Do this ▸ Identify every line in the records below that contains the word "работы", and reproduce each one.

Data to use start

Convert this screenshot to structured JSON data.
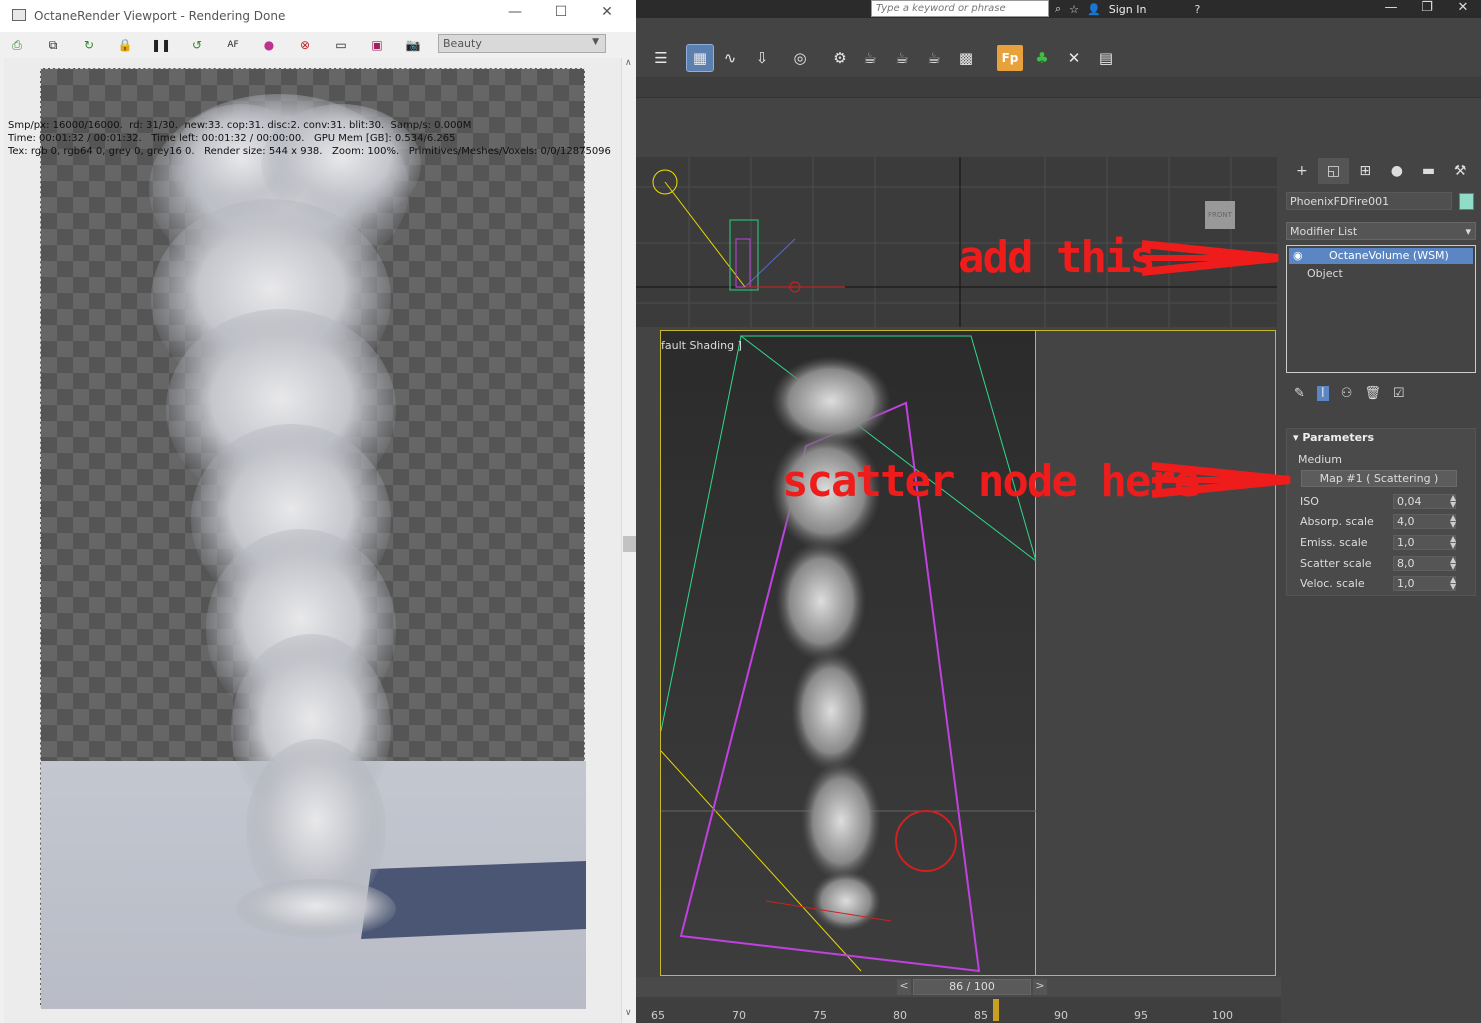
{
  "octane": {
    "title": "OctaneRender Viewport - Rendering Done",
    "min": "—",
    "max": "☐",
    "close": "✕",
    "channel": "Beauty",
    "stats_line1": "Smp/px: 16000/16000.  rd: 31/30.  new:33. cop:31. disc:2. conv:31. blit:30.  Samp/s: 0.000M",
    "stats_line2": "Time: 00:01:32 / 00:01:32.   Time left: 00:01:32 / 00:00:00.   GPU Mem [GB]: 0.534/6.265",
    "stats_line3": "Tex: rgb 0, rgb64 0, grey 0, grey16 0.   Render size: 544 x 938.   Zoom: 100%.   Primitives/Meshes/Voxels: 0/0/12875096"
  },
  "max": {
    "search_placeholder": "Type a keyword or phrase",
    "sign_in": "Sign In",
    "viewport_label": "fault Shading ]",
    "time_display": "86 / 100",
    "ticks": [
      "65",
      "70",
      "75",
      "80",
      "85",
      "90",
      "95",
      "100"
    ],
    "nav_prev": "<",
    "nav_next": ">"
  },
  "cmdpanel": {
    "object_name": "PhoenixFDFire001",
    "object_color": "#8fdcc8",
    "modifier_list": "Modifier List",
    "stack_selected": "OctaneVolume (WSM)",
    "stack_object": "Object",
    "params_title": "Parameters",
    "medium_label": "Medium",
    "map_button": "Map #1  ( Scattering )",
    "params": [
      {
        "label": "ISO",
        "value": "0,04"
      },
      {
        "label": "Absorp. scale",
        "value": "4,0"
      },
      {
        "label": "Emiss. scale",
        "value": "1,0"
      },
      {
        "label": "Scatter scale",
        "value": "8,0"
      },
      {
        "label": "Veloc. scale",
        "value": "1,0"
      }
    ]
  },
  "annotations": {
    "add_this": "add this",
    "scatter_here": "scatter node here"
  },
  "colors": {
    "annotation": "#ef1c1c",
    "selection": "#5b86c4",
    "viewport_border": "#c9b92a"
  }
}
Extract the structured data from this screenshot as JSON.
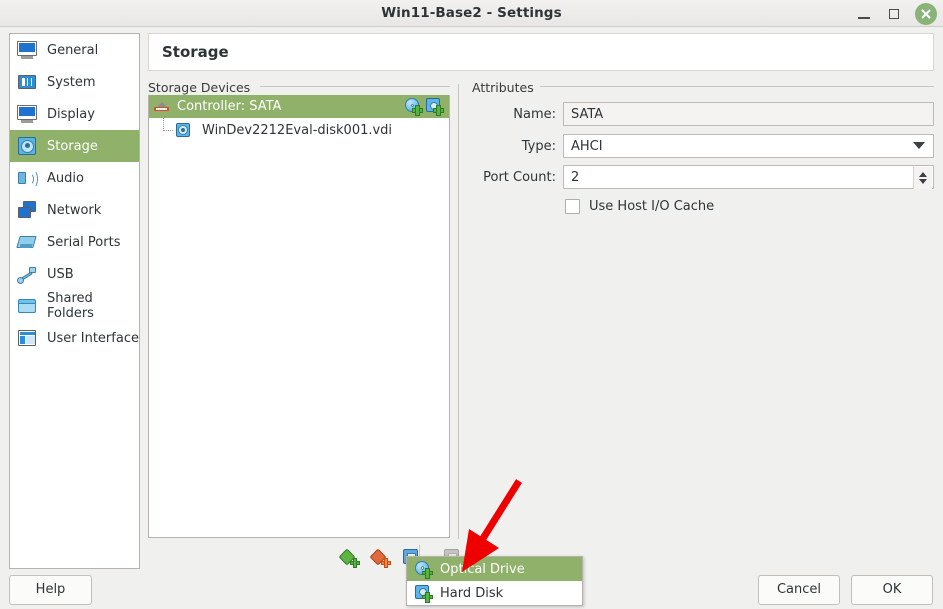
{
  "window": {
    "title": "Win11-Base2 - Settings",
    "minimize_label": "Minimize",
    "maximize_label": "Maximize",
    "close_label": "Close"
  },
  "sidebar": {
    "items": [
      {
        "label": "General",
        "icon": "monitor-icon",
        "selected": false
      },
      {
        "label": "System",
        "icon": "motherboard-icon",
        "selected": false
      },
      {
        "label": "Display",
        "icon": "display-icon",
        "selected": false
      },
      {
        "label": "Storage",
        "icon": "harddisk-icon",
        "selected": true
      },
      {
        "label": "Audio",
        "icon": "speaker-icon",
        "selected": false
      },
      {
        "label": "Network",
        "icon": "network-icon",
        "selected": false
      },
      {
        "label": "Serial Ports",
        "icon": "serial-port-icon",
        "selected": false
      },
      {
        "label": "USB",
        "icon": "usb-icon",
        "selected": false
      },
      {
        "label": "Shared Folders",
        "icon": "folder-icon",
        "selected": false
      },
      {
        "label": "User Interface",
        "icon": "layout-icon",
        "selected": false
      }
    ]
  },
  "header": {
    "title": "Storage"
  },
  "storage_devices": {
    "group_label": "Storage Devices",
    "controller": {
      "label": "Controller: SATA",
      "icon": "sata-controller-icon",
      "actions": [
        {
          "name": "add-optical-drive-icon",
          "label": "Add Optical Drive"
        },
        {
          "name": "add-hard-disk-icon",
          "label": "Add Hard Disk"
        }
      ]
    },
    "attachments": [
      {
        "label": "WinDev2212Eval-disk001.vdi",
        "icon": "harddisk-icon"
      }
    ],
    "toolbar": [
      {
        "name": "add-controller-button",
        "label": "Add Controller",
        "enabled": true
      },
      {
        "name": "remove-controller-button",
        "label": "Remove Controller",
        "enabled": true
      },
      {
        "name": "add-attachment-button",
        "label": "Add Attachment",
        "enabled": true
      },
      {
        "name": "remove-attachment-button",
        "label": "Remove Attachment",
        "enabled": false
      }
    ]
  },
  "attributes": {
    "group_label": "Attributes",
    "name": {
      "label": "Name:",
      "value": "SATA"
    },
    "type": {
      "label": "Type:",
      "value": "AHCI"
    },
    "port_count": {
      "label": "Port Count:",
      "value": "2"
    },
    "use_host_io_cache": {
      "label": "Use Host I/O Cache",
      "checked": false
    }
  },
  "popup_menu": {
    "items": [
      {
        "label": "Optical Drive",
        "icon": "optical-drive-icon",
        "highlighted": true
      },
      {
        "label": "Hard Disk",
        "icon": "hard-disk-icon",
        "highlighted": false
      }
    ]
  },
  "footer": {
    "help": "Help",
    "cancel": "Cancel",
    "ok": "OK"
  },
  "annotation": {
    "arrow_color": "#ef0000",
    "points_to": "Optical Drive"
  }
}
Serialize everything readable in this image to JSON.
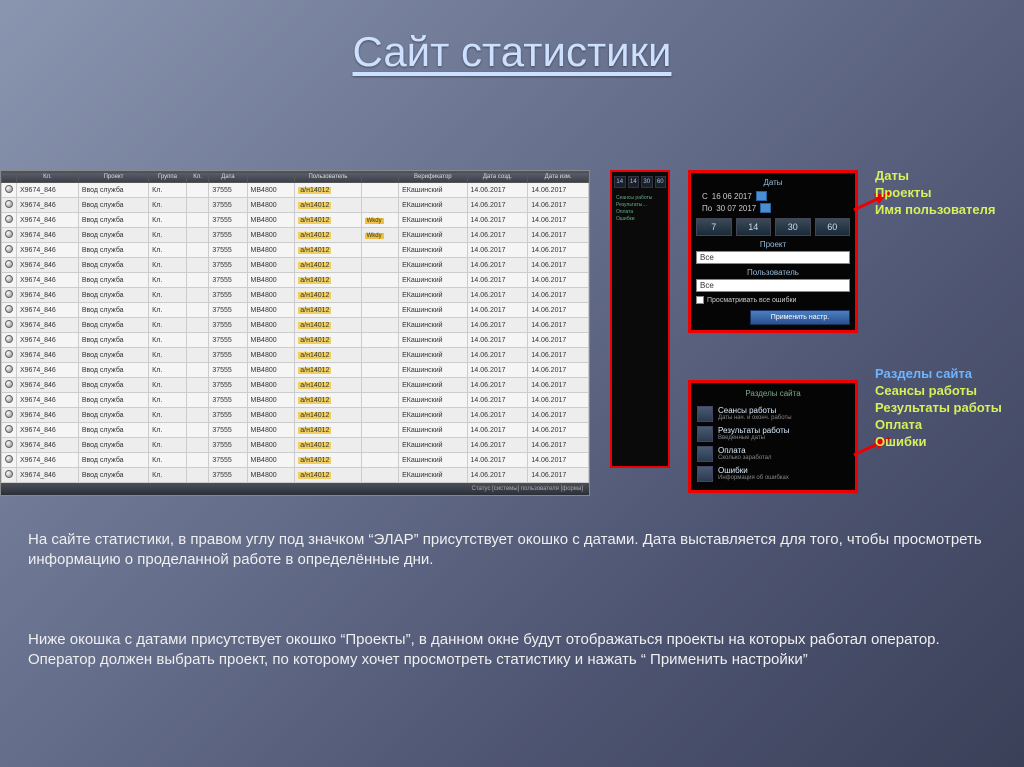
{
  "title": "Сайт статистики",
  "table": {
    "headers": [
      "",
      "Кл.",
      "Проект",
      "Группа",
      "Кл.",
      "Дата",
      "",
      "Пользователь",
      "",
      "Верификатор",
      "Дата созд.",
      "Дата изм."
    ],
    "row": {
      "project": "Х9674_846",
      "group": "Ввод служба",
      "kl": "Кл.",
      "code": "37555",
      "user": "МВ4800",
      "code2": "а/н14012",
      "wkdy": "Wkdy",
      "ver": "ЕКашинский",
      "date1": "14.06.2017",
      "date2": "14.06.2017"
    },
    "status": "Статус [системы] пользователя   [форма]"
  },
  "mid_boxes": [
    "14",
    "14",
    "30",
    "60"
  ],
  "filter": {
    "heading": "Даты",
    "from_label": "С",
    "from_date": "16 06 2017",
    "to_label": "По",
    "to_date": "30 07 2017",
    "periods": [
      "7",
      "14",
      "30",
      "60"
    ],
    "project_label": "Проект",
    "project_value": "Все",
    "user_label": "Пользователь",
    "user_value": "Все",
    "checkbox": "Просматривать все ошибки",
    "apply": "Применить настр."
  },
  "sections": {
    "title": "Разделы сайта",
    "items": [
      {
        "main": "Сеансы работы",
        "sub": "Даты нач. и оконч. работы"
      },
      {
        "main": "Результаты работы",
        "sub": "Введенные даты"
      },
      {
        "main": "Оплата",
        "sub": "Сколько заработал"
      },
      {
        "main": "Ошибки",
        "sub": "Информация об ошибках"
      }
    ]
  },
  "annot1": {
    "l1": "Даты",
    "l2": "Проекты",
    "l3": "Имя пользователя"
  },
  "annot2": {
    "l0": "Разделы сайта",
    "l1": "Сеансы работы",
    "l2": "Результаты работы",
    "l3": "Оплата",
    "l4": "Ошибки"
  },
  "para1": "На сайте статистики, в правом углу под значком “ЭЛАР”  присутствует окошко с датами. Дата выставляется для того, чтобы просмотреть информацию о проделанной работе в определённые дни.",
  "para2": "Ниже окошка с датами присутствует окошко “Проекты”, в данном окне будут отображаться проекты на которых работал оператор. Оператор должен  выбрать проект, по которому хочет просмотреть статистику и нажать “ Применить настройки”"
}
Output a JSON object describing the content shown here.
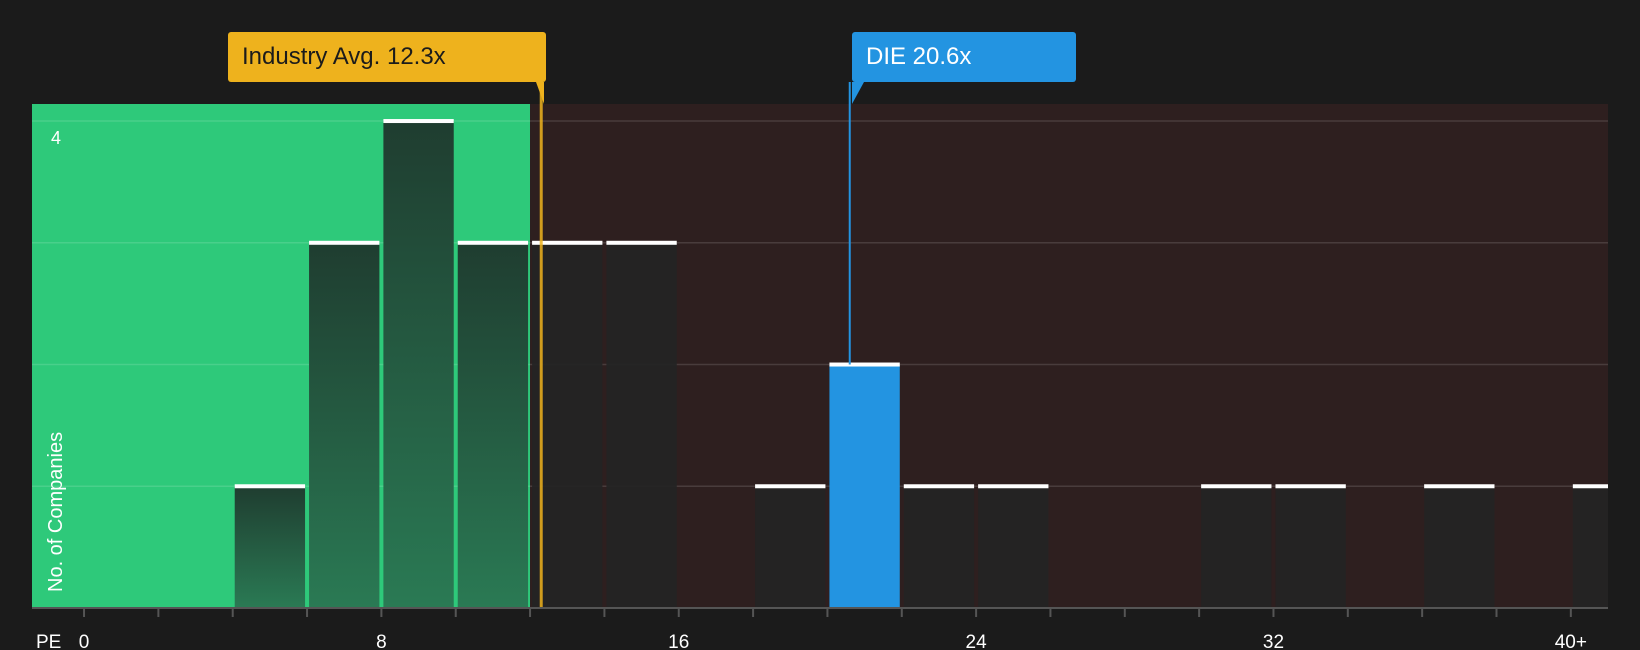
{
  "chart_data": {
    "type": "bar",
    "xlabel": "PE",
    "ylabel": "No. of Companies",
    "x_tick_labels": [
      "0",
      "8",
      "16",
      "24",
      "32",
      "40+"
    ],
    "x_ticks": [
      0,
      8,
      16,
      24,
      32,
      40
    ],
    "y_tick_labels": [
      "4"
    ],
    "xlim": [
      -1.4,
      41
    ],
    "ylim": [
      0,
      4.14
    ],
    "bin_width": 2,
    "bins": [
      {
        "x0": 4,
        "x1": 6,
        "count": 1
      },
      {
        "x0": 6,
        "x1": 8,
        "count": 3
      },
      {
        "x0": 8,
        "x1": 10,
        "count": 4
      },
      {
        "x0": 10,
        "x1": 12,
        "count": 3
      },
      {
        "x0": 12,
        "x1": 14,
        "count": 3
      },
      {
        "x0": 14,
        "x1": 16,
        "count": 3
      },
      {
        "x0": 18,
        "x1": 20,
        "count": 1
      },
      {
        "x0": 20,
        "x1": 22,
        "count": 2,
        "highlight": true
      },
      {
        "x0": 22,
        "x1": 24,
        "count": 1
      },
      {
        "x0": 24,
        "x1": 26,
        "count": 1
      },
      {
        "x0": 30,
        "x1": 32,
        "count": 1
      },
      {
        "x0": 32,
        "x1": 34,
        "count": 1
      },
      {
        "x0": 36,
        "x1": 38,
        "count": 1
      },
      {
        "x0": 40,
        "x1": 42,
        "count": 1
      }
    ],
    "industry_avg": {
      "label": "Industry Avg. 12.3x",
      "value": 12.3
    },
    "company": {
      "label": "DIE 20.6x",
      "value": 20.6
    },
    "undervalued_region_end": 12,
    "grid": true,
    "colors": {
      "background": "#1b1b1b",
      "undervalued": "#2ec97a",
      "overvalued": "#2e1f1f",
      "bar_dark": "#242424",
      "bar_cap": "#ffffff",
      "company": "#2394e1",
      "industry": "#eeb21d",
      "text": "#ffffff"
    }
  }
}
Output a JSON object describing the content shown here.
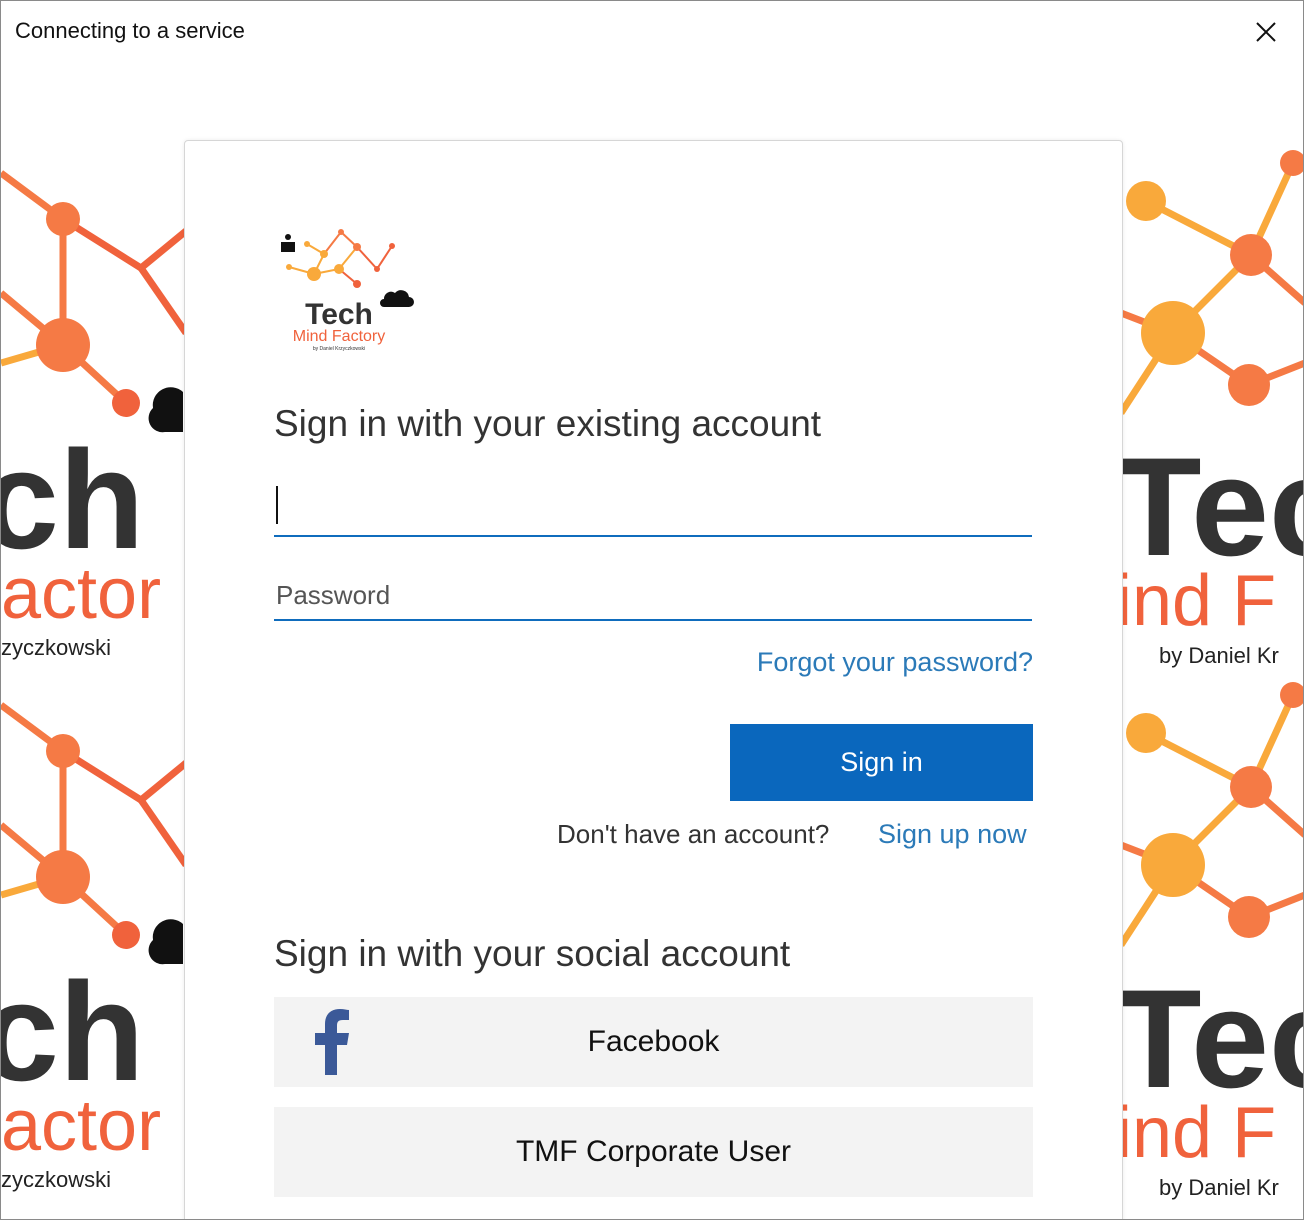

Data to use end

Full answer ▸
        "main": "Сеансы работы",
        "sub": "Даты нач. и оконч. работы"
        "main": "Результаты работы",
    "l1": "Сеансы работы",
    "l2": "Результаты работы",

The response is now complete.